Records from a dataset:
....
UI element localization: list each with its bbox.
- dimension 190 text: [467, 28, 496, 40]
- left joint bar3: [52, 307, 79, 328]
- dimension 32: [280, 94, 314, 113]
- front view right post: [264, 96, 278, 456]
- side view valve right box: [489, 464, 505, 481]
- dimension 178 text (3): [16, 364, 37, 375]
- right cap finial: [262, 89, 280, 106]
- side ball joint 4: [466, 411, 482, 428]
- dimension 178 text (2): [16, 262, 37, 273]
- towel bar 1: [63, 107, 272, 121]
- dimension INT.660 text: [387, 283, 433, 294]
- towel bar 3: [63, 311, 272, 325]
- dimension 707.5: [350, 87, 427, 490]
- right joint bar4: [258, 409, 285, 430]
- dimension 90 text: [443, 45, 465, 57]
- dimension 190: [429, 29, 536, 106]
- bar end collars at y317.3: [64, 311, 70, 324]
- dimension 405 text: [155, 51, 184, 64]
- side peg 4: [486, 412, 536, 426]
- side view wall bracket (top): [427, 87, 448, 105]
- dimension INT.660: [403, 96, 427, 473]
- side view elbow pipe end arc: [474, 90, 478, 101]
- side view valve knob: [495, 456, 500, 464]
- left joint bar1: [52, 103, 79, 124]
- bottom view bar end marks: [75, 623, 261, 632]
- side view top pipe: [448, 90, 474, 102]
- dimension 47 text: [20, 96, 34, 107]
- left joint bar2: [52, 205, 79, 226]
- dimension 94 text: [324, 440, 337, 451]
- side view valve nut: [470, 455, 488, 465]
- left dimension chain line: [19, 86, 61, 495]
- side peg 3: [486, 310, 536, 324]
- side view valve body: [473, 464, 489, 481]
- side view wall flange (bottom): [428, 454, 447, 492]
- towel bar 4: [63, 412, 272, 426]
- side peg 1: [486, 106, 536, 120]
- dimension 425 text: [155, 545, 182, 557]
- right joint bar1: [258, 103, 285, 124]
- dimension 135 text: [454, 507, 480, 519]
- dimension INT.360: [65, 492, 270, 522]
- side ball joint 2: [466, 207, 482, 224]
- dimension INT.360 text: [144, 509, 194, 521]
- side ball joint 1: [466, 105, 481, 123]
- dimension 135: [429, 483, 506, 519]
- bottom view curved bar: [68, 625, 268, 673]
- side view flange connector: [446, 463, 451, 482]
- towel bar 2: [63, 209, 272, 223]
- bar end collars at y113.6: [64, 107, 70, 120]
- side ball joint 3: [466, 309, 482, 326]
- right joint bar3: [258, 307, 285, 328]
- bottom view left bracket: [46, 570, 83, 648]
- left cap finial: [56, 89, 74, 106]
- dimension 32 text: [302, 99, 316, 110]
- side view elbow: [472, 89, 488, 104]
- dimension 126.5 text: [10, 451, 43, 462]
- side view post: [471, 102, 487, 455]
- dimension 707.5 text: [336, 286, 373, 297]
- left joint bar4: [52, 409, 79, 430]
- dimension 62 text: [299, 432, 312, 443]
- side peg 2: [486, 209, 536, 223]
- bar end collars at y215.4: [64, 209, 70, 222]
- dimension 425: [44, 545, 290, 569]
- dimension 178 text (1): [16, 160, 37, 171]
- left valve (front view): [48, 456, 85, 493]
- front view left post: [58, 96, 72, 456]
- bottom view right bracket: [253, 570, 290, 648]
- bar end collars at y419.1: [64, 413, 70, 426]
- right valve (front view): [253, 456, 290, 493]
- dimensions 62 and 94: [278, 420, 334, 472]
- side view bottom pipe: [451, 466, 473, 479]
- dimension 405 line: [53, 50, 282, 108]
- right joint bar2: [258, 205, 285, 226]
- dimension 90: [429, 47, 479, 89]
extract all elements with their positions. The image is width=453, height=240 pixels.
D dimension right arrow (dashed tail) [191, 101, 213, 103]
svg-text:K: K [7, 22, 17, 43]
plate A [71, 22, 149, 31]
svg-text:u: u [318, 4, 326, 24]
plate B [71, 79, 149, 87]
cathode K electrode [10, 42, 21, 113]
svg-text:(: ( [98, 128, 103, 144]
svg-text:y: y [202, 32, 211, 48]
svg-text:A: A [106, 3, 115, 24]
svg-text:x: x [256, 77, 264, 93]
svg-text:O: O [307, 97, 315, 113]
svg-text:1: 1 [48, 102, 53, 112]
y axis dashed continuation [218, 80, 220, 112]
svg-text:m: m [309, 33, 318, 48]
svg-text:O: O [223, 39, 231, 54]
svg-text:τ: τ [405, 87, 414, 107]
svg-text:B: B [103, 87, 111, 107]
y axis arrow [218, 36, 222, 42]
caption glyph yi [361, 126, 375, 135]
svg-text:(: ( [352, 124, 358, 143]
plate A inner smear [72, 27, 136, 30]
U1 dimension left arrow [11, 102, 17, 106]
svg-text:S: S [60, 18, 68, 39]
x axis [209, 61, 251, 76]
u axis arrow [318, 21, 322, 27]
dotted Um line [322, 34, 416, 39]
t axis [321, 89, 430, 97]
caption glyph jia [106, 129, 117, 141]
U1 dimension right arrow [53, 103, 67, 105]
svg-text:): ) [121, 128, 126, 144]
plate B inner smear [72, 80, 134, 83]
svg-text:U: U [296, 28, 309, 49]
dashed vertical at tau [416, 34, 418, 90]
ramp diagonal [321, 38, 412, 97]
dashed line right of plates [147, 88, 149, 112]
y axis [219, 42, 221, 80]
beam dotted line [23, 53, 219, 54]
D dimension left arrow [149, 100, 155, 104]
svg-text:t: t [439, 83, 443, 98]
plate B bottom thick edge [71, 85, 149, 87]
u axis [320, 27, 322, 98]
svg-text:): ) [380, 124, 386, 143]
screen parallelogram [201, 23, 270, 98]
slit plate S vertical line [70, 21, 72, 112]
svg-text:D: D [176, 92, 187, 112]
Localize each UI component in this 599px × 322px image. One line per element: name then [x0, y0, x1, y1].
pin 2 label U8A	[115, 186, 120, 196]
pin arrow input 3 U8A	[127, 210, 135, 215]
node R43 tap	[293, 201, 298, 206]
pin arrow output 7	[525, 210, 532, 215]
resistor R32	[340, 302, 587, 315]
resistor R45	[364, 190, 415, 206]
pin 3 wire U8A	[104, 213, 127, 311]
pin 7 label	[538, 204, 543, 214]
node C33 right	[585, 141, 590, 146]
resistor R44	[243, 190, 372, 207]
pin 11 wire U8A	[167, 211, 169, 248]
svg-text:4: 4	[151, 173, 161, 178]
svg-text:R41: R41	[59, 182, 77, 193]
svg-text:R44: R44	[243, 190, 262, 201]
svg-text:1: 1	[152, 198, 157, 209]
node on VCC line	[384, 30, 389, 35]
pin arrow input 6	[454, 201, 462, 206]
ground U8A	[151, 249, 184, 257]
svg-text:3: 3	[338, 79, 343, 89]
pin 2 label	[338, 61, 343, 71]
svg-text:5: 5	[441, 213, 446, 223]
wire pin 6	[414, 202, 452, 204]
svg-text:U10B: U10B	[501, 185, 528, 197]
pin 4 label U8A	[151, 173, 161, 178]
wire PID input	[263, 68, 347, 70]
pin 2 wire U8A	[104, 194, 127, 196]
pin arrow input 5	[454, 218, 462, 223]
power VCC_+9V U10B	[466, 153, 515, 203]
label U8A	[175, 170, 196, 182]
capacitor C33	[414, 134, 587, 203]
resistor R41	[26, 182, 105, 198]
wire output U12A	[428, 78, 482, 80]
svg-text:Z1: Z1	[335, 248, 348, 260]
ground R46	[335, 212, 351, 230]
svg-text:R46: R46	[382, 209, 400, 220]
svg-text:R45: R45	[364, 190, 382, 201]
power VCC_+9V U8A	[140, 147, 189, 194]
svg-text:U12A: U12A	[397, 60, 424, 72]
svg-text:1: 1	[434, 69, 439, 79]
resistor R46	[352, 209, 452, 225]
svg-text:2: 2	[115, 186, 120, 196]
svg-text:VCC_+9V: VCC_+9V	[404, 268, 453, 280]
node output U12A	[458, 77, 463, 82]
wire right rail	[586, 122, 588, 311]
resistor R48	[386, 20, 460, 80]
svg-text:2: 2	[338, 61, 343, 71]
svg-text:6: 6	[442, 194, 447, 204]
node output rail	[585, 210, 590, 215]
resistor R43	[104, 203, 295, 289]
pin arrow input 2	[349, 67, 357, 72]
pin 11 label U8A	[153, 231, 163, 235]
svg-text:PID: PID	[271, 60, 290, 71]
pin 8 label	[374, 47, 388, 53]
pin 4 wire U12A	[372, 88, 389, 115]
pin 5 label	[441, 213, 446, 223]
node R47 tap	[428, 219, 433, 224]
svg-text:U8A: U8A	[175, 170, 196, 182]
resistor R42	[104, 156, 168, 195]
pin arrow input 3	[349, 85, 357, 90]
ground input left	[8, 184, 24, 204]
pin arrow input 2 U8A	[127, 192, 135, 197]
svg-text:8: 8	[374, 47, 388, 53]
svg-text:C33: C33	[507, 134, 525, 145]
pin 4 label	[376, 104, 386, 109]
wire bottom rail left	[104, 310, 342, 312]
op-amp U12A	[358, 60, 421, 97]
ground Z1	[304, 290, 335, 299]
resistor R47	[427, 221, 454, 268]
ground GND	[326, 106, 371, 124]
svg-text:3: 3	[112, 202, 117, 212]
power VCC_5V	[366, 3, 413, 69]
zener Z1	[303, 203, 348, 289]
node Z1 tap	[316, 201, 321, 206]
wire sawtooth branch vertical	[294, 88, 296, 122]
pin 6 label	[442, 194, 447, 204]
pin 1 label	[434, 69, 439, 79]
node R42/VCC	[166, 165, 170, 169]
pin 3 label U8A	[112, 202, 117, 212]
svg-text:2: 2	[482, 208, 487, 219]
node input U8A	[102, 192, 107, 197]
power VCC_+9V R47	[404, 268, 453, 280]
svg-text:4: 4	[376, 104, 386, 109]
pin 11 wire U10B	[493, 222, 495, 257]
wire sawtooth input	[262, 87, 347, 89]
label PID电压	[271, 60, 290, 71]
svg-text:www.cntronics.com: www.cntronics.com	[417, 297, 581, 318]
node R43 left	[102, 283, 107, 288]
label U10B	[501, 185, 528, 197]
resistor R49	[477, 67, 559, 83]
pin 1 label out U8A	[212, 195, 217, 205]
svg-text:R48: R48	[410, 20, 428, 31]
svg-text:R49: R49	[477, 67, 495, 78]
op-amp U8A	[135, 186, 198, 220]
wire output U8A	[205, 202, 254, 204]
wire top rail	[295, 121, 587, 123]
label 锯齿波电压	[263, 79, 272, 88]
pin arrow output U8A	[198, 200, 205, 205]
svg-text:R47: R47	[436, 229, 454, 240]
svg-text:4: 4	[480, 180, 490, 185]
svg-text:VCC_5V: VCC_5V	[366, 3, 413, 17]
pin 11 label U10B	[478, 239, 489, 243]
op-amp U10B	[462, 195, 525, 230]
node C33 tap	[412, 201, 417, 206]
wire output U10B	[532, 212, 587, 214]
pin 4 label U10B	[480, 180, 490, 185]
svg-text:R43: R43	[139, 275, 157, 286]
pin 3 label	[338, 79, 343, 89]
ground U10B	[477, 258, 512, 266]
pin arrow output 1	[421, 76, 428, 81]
....
**Task requirements**
Identify each line in the listing that contains the word "dashed", and copy those lines.

**Task result**
D dimension right arrow (dashed tail) [191, 101, 213, 103]
y axis dashed continuation [218, 80, 220, 112]
dashed vertical at tau [416, 34, 418, 90]
dashed line right of plates [147, 88, 149, 112]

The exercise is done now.